◆ **Saved data entries**:
--- start ---

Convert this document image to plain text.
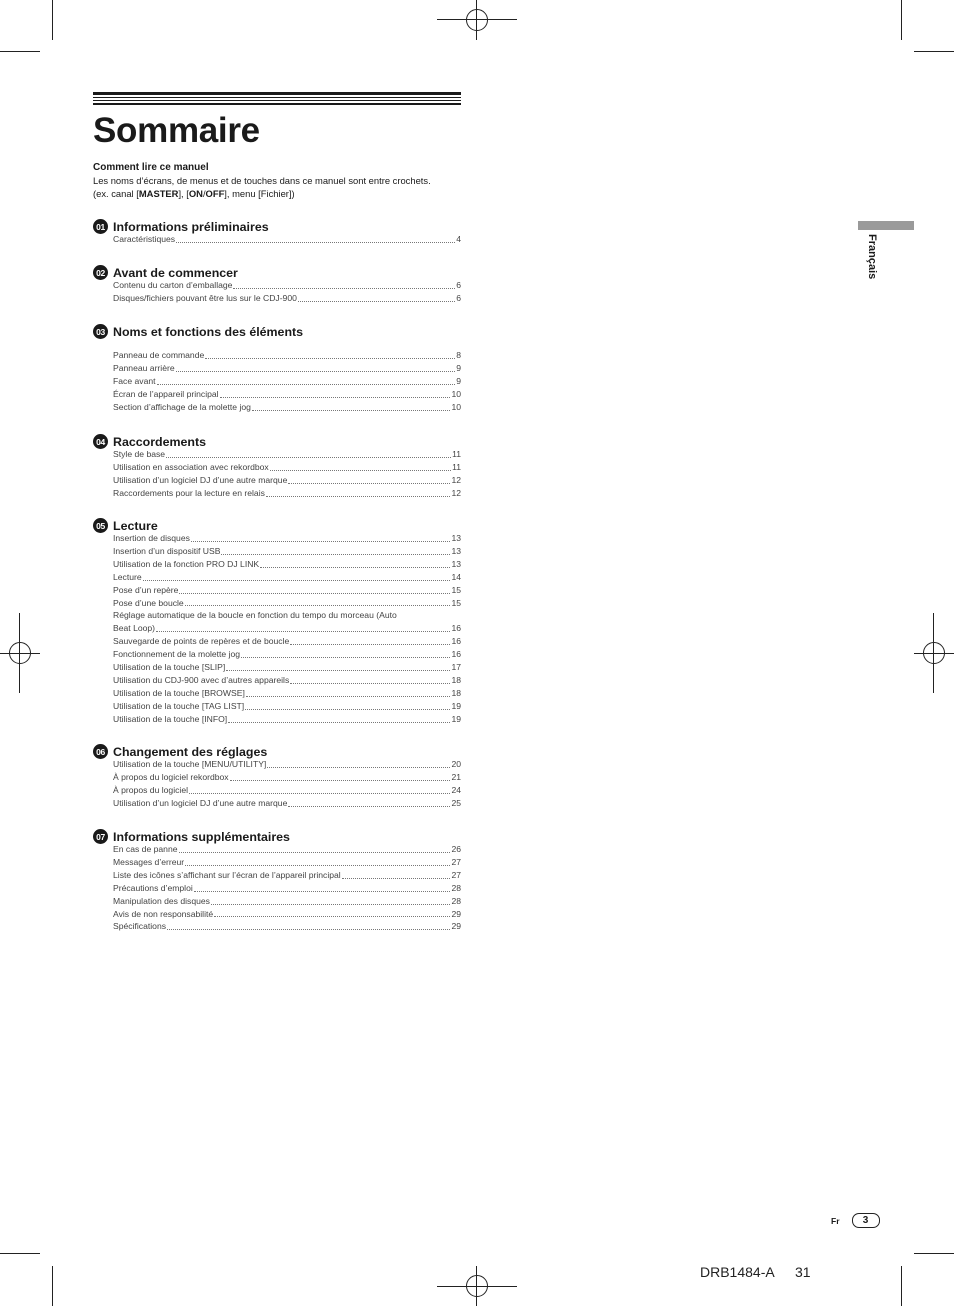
Sommaire
Comment lire ce manuel
Les noms d’écrans, de menus et de touches dans ce manuel sont entre crochets.
(ex. canal [MASTER], [ON/OFF], menu [Fichier])
01 Informations préliminaires
Caractéristiques	4
02 Avant de commencer
Contenu du carton d’emballage	6
Disques/fichiers pouvant être lus sur le CDJ-900	6
03 Noms et fonctions des éléments
Panneau de commande	8
Panneau arrière	9
Face avant	9
Écran de l’appareil principal	10
Section d’affichage de la molette jog	10
04 Raccordements
Style de base	11
Utilisation en association avec rekordbox	11
Utilisation d’un logiciel DJ d’une autre marque	12
Raccordements pour la lecture en relais	12
05 Lecture
Insertion de disques	13
Insertion d’un dispositif USB	13
Utilisation de la fonction PRO DJ LINK	13
Lecture	14
Pose d’un repère	15
Pose d’une boucle	15
Réglage automatique de la boucle en fonction du tempo du morceau (Auto
Beat Loop)	16
Sauvegarde de points de repères et de boucle	16
Fonctionnement de la molette jog	16
Utilisation de la touche [SLIP]	17
Utilisation du CDJ-900 avec d’autres appareils	18
Utilisation de la touche [BROWSE]	18
Utilisation de la touche [TAG LIST]	19
Utilisation de la touche [INFO]	19
06 Changement des réglages
Utilisation de la touche [MENU/UTILITY]	20
À propos du logiciel rekordbox	21
À propos du logiciel	24
Utilisation d’un logiciel DJ d’une autre marque	25
07 Informations supplémentaires
En cas de panne	26
Messages d’erreur	27
Liste des icônes s’affichant sur l’écran de l’appareil principal	27
Précautions d’emploi	28
Manipulation des disques	28
Avis de non responsabilité	29
Spécifications	29
Français
Fr	3
DRB1484-A 31
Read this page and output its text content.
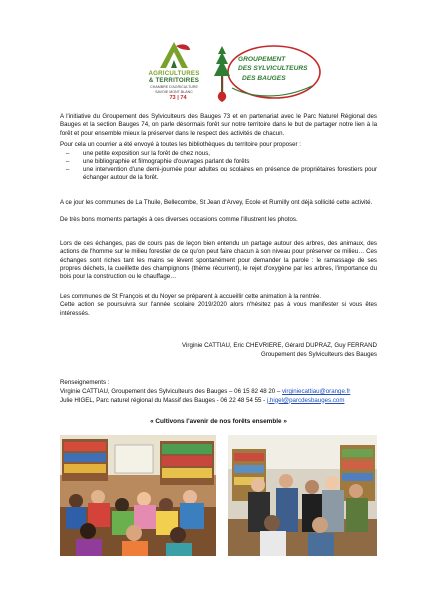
AGRICULTURES
& TERRITOIRES
CHAMBRE D'AGRICULTURE
SAVOIE MONT-BLANC
73 | 74
GROUPEMENT
DES SYLVICULTEURS
DES BAUGES

A l'initiative du Groupement des Sylviculteurs des Bauges 73 et en partenariat avec le Parc Naturel Régional des Bauges et la section Bauges 74, on parle désormais forêt sur notre territoire dans le but de partager notre lien à la forêt et pour ensemble mieux la préserver dans le respect des activités de chacun.

Pour cela un courrier a été envoyé à toutes les bibliothèques du territoire pour proposer :

– une petite exposition sur la forêt de chez nous,
– une bibliographie et filmographie d'ouvrages parlant de forêts
– une intervention d'une demi-journée pour adultes ou scolaires en présence de propriétaires forestiers pour échanger autour de la forêt.

A ce jour les communes de La Thuile, Bellecombe, St Jean d'Arvey, Ecole et Rumilly ont déjà sollicité cette activité.

De très bons moments partagés à ces diverses occasions comme l'illustrent les photos.

Lors de ces échanges, pas de cours pas de leçon bien entendu un partage autour des arbres, des animaux, des actions de l'homme sur le milieu forestier de ce qu'on peut faire chacun à son niveau pour préserver ce milieu… Ces échanges sont riches tant les mains se lèvent spontanément pour demander la parole : le ramassage de ses propres déchets, la cueillette des champignons (thème récurrent), le rejet d'oxygène par les arbres, l'importance du bois pour la construction ou le chauffage…

Les communes de St François et du Noyer se préparent à accueillir cette animation à la rentrée.
Cette action se poursuivra sur l'année scolaire 2019/2020 alors n'hésitez pas à vous manifester si vous êtes intéressés.
Virginie CATTIAU, Eric CHEVRIERE, Gérard DUPRAZ, Guy FERRAND
Groupement des Sylviculteurs des Bauges
Renseignements :
Virginie CATTIAU, Groupement des Sylviculteurs des Bauges – 06 15 82 48 20 – virginiecattiau@orange.fr
Julie HIGEL, Parc naturel régional du Massif des Bauges - 06 22 48 54 55 - j.higel@parcdesbauges.com
« Cultivons l'avenir de nos forêts ensemble »
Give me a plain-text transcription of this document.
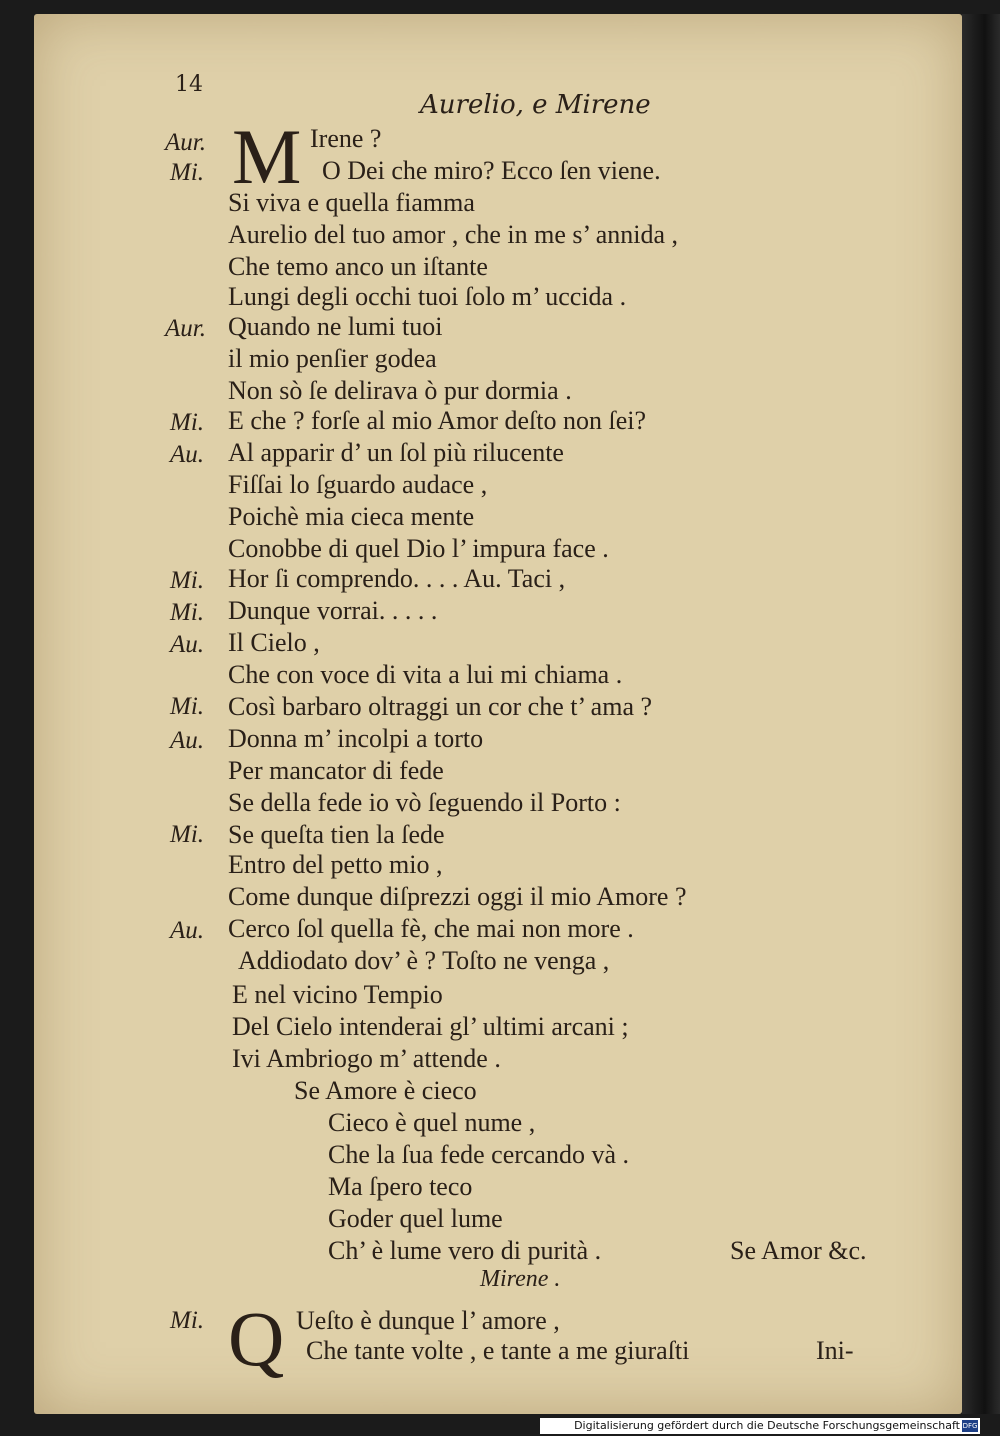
14
Aurelio, e Mirene
M
Q
Aur.
Mi.
Aur.
Mi.
Au.
Mi.
Mi.
Au.
Mi.
Au.
Mi.
Au.
Mi.
Irene ?
O Dei che miro? Ecco ſen viene.
Si viva e quella fiamma
Aurelio del tuo amor , che in me s’ annida ,
Che temo anco un iſtante
Lungi degli occhi tuoi ſolo m’ uccida .
Quando ne lumi tuoi
il mio penſier godea
Non sò ſe delirava ò pur dormia .
E che ? forſe al mio Amor deſto non ſei?
Al apparir d’ un ſol più rilucente
Fiſſai lo ſguardo audace ,
Poichè mia cieca mente
Conobbe di quel Dio l’ impura face .
Hor ſi comprendo. . . . Au. Taci ,
Dunque vorrai. . . . .
Il Cielo ,
Che con voce di vita a lui mi chiama .
Così barbaro oltraggi un cor che t’ ama ?
Donna m’ incolpi a torto
Per mancator di fede
Se della fede io vò ſeguendo il Porto :
Se queſta tien la ſede
Entro del petto mio ,
Come dunque diſprezzi oggi il mio Amore ?
Cerco ſol quella fè, che mai non more .
Addiodato dov’ è ? Toſto ne venga ,
E nel vicino Tempio
Del Cielo intenderai gl’ ultimi arcani ;
Ivi Ambriogo m’ attende .
Se Amore è cieco
Cieco è quel nume ,
Che la ſua fede cercando và .
Ma ſpero teco
Goder quel lume
Ch’ è lume vero di purità .	Se Amor &c.
Mirene .
Ueſto è dunque l’ amore ,
Che tante volte , e tante a me giuraſti	Ini-
Digitalisierung gefördert durch die Deutsche Forschungsgemeinschaft DFG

--- end ---

◆ **SET EXERCISE**: Leave out the pictures and transcribe everything else exactly.

◆ **EXPECTED OUTPUT**:
Convert this document image to plain text.
Sommaire
Comment lire ce manuel
Les noms d’écrans, de menus et de touches dans ce manuel sont entre crochets.
(ex. canal [MASTER], [ON/OFF], menu [Fichier])
01 Informations préliminaires
Caractéristiques	4
02 Avant de commencer
Contenu du carton d’emballage	6
Disques/fichiers pouvant être lus sur le CDJ-900	6
03 Noms et fonctions des éléments
Panneau de commande	8
Panneau arrière	9
Face avant	9
Écran de l’appareil principal	10
Section d’affichage de la molette jog	10
04 Raccordements
Style de base	11
Utilisation en association avec rekordbox	11
Utilisation d’un logiciel DJ d’une autre marque	12
Raccordements pour la lecture en relais	12
05 Lecture
Insertion de disques	13
Insertion d’un dispositif USB	13
Utilisation de la fonction PRO DJ LINK	13
Lecture	14
Pose d’un repère	15
Pose d’une boucle	15
Réglage automatique de la boucle en fonction du tempo du morceau (Auto
Beat Loop)	16
Sauvegarde de points de repères et de boucle	16
Fonctionnement de la molette jog	16
Utilisation de la touche [SLIP]	17
Utilisation du CDJ-900 avec d’autres appareils	18
Utilisation de la touche [BROWSE]	18
Utilisation de la touche [TAG LIST]	19
Utilisation de la touche [INFO]	19
06 Changement des réglages
Utilisation de la touche [MENU/UTILITY]	20
À propos du logiciel rekordbox	21
À propos du logiciel	24
Utilisation d’un logiciel DJ d’une autre marque	25
07 Informations supplémentaires
En cas de panne	26
Messages d’erreur	27
Liste des icônes s’affichant sur l’écran de l’appareil principal	27
Précautions d’emploi	28
Manipulation des disques	28
Avis de non responsabilité	29
Spécifications	29
Français
Fr	3
DRB1484-A 31
Read this page and output its text content.
AGRICULTURES
& TERRITOIRES
CHAMBRE D'AGRICULTURE
SAVOIE MONT-BLANC
73 | 74
GROUPEMENT
DES SYLVICULTEURS
DES BAUGES

A l'initiative du Groupement des Sylviculteurs des Bauges 73 et en partenariat avec le Parc Naturel Régional des Bauges et la section Bauges 74, on parle désormais forêt sur notre territoire dans le but de partager notre lien à la forêt et pour ensemble mieux la préserver dans le respect des activités de chacun.

Pour cela un courrier a été envoyé à toutes les bibliothèques du territoire pour proposer :

– une petite exposition sur la forêt de chez nous,
– une bibliographie et filmographie d'ouvrages parlant de forêts
– une intervention d'une demi-journée pour adultes ou scolaires en présence de propriétaires forestiers pour échanger autour de la forêt.

A ce jour les communes de La Thuile, Bellecombe, St Jean d'Arvey, Ecole et Rumilly ont déjà sollicité cette activité.

De très bons moments partagés à ces diverses occasions comme l'illustrent les photos.

Lors de ces échanges, pas de cours pas de leçon bien entendu un partage autour des arbres, des animaux, des actions de l'homme sur le milieu forestier de ce qu'on peut faire chacun à son niveau pour préserver ce milieu… Ces échanges sont riches tant les mains se lèvent spontanément pour demander la parole : le ramassage de ses propres déchets, la cueillette des champignons (thème récurrent), le rejet d'oxygène par les arbres, l'importance du bois pour la construction ou le chauffage…

Les communes de St François et du Noyer se préparent à accueillir cette animation à la rentrée.
Cette action se poursuivra sur l'année scolaire 2019/2020 alors n'hésitez pas à vous manifester si vous êtes intéressés.
Virginie CATTIAU, Eric CHEVRIERE, Gérard DUPRAZ, Guy FERRAND
Groupement des Sylviculteurs des Bauges
Renseignements :
Virginie CATTIAU, Groupement des Sylviculteurs des Bauges – 06 15 82 48 20 – virginiecattiau@orange.fr
Julie HIGEL, Parc naturel régional du Massif des Bauges - 06 22 48 54 55 - j.higel@parcdesbauges.com
« Cultivons l'avenir de nos forêts ensemble »
Give me a plain-text transcription of this document.
14
Aurelio, e Mirene
M
Q
Aur.
Mi.
Aur.
Mi.
Au.
Mi.
Mi.
Au.
Mi.
Au.
Mi.
Au.
Mi.
Irene ?
O Dei che miro? Ecco ſen viene.
Si viva e quella fiamma
Aurelio del tuo amor , che in me s’ annida ,
Che temo anco un iſtante
Lungi degli occhi tuoi ſolo m’ uccida .
Quando ne lumi tuoi
il mio penſier godea
Non sò ſe delirava ò pur dormia .
E che ? forſe al mio Amor deſto non ſei?
Al apparir d’ un ſol più rilucente
Fiſſai lo ſguardo audace ,
Poichè mia cieca mente
Conobbe di quel Dio l’ impura face .
Hor ſi comprendo. . . . Au. Taci ,
Dunque vorrai. . . . .
Il Cielo ,
Che con voce di vita a lui mi chiama .
Così barbaro oltraggi un cor che t’ ama ?
Donna m’ incolpi a torto
Per mancator di fede
Se della fede io vò ſeguendo il Porto :
Se queſta tien la ſede
Entro del petto mio ,
Come dunque diſprezzi oggi il mio Amore ?
Cerco ſol quella fè, che mai non more .
Addiodato dov’ è ? Toſto ne venga ,
E nel vicino Tempio
Del Cielo intenderai gl’ ultimi arcani ;
Ivi Ambriogo m’ attende .
Se Amore è cieco
Cieco è quel nume ,
Che la ſua fede cercando và .
Ma ſpero teco
Goder quel lume
Ch’ è lume vero di purità .	Se Amor &c.
Mirene .
Ueſto è dunque l’ amore ,
Che tante volte , e tante a me giuraſti	Ini-
Digitalisierung gefördert durch die Deutsche Forschungsgemeinschaft DFG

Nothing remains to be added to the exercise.